§ Brief: Examine the records and identify each line that includes the string "name". Copy those lines.

§ Task input:
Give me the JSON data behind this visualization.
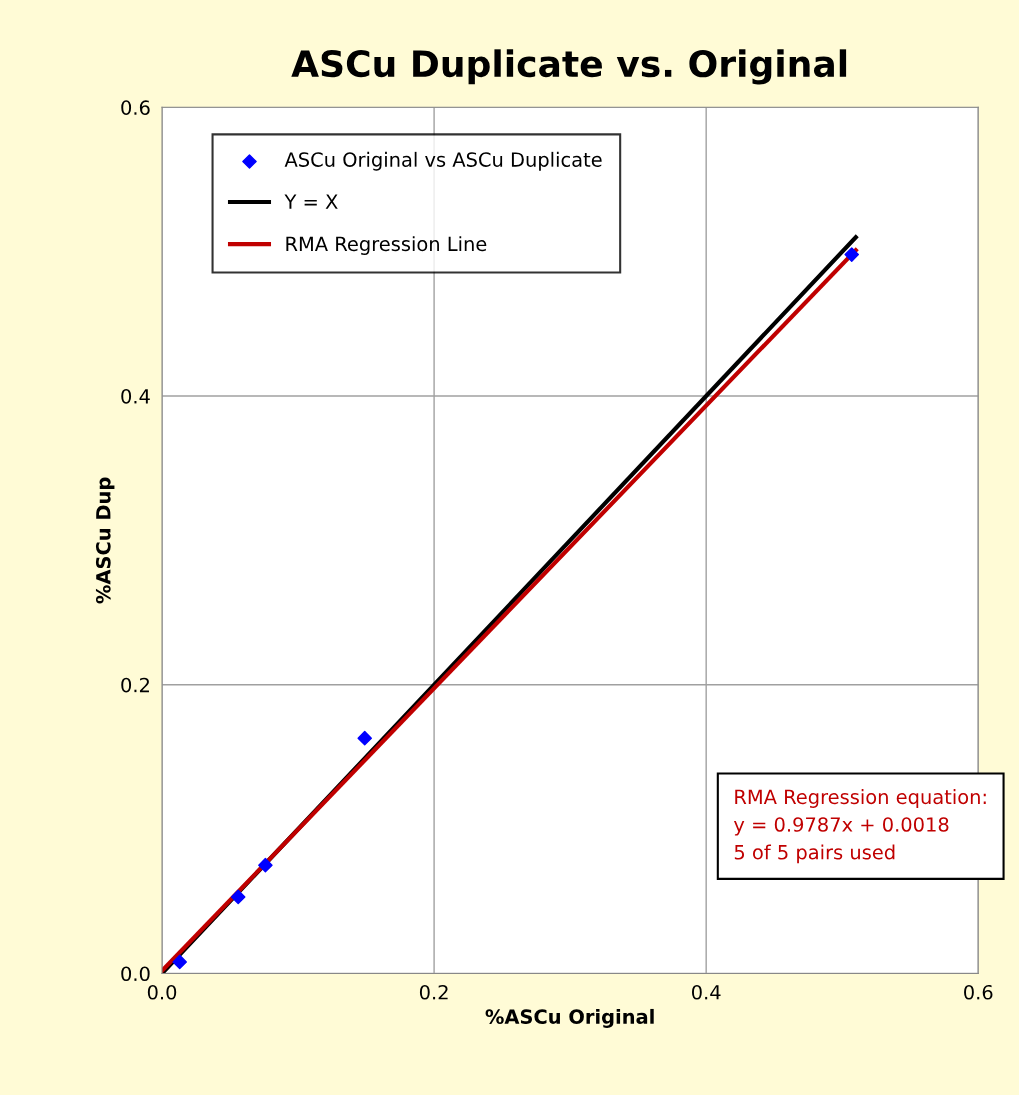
{
  "chart_data": {
    "type": "scatter",
    "title": "ASCu Duplicate vs. Original",
    "xlabel": "%ASCu Original",
    "ylabel": "%ASCu Dup",
    "series": [
      {
        "name": "ASCu Original vs ASCu Duplicate",
        "color": "#0000ff",
        "marker": "diamond",
        "x": [
          0.013,
          0.056,
          0.076,
          0.149,
          0.507
        ],
        "values": [
          0.008,
          0.053,
          0.075,
          0.163,
          0.498
        ]
      },
      {
        "name": "Y = X",
        "type": "line",
        "color": "#000000",
        "marker": "none",
        "line_style": "solid",
        "x": [
          0,
          0.51
        ],
        "values": [
          0,
          0.51
        ]
      },
      {
        "name": "RMA Regression Line",
        "type": "line",
        "color": "#c00000",
        "marker": "none",
        "line_style": "solid",
        "x": [
          0,
          0.51
        ],
        "values": [
          0.0018,
          0.501
        ]
      }
    ],
    "xlim": [
      0,
      0.6
    ],
    "ylim": [
      0,
      0.6
    ],
    "xticks": [
      {
        "value": 0,
        "label": "0.0"
      },
      0.2,
      0.4,
      0.6
    ],
    "yticks": [
      {
        "value": 0,
        "label": "0.0"
      },
      0.2,
      0.4,
      0.6
    ],
    "grid": true,
    "legend": "top left",
    "annotations": [
      "RMA Regression equation:\ny = 0.9787x + 0.0018\n5 of 5 pairs used"
    ]
  }
}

§ Full solution:
        "name": "ASCu Original vs ASCu Duplicate",
        "name": "Y = X",
        "name": "RMA Regression Line",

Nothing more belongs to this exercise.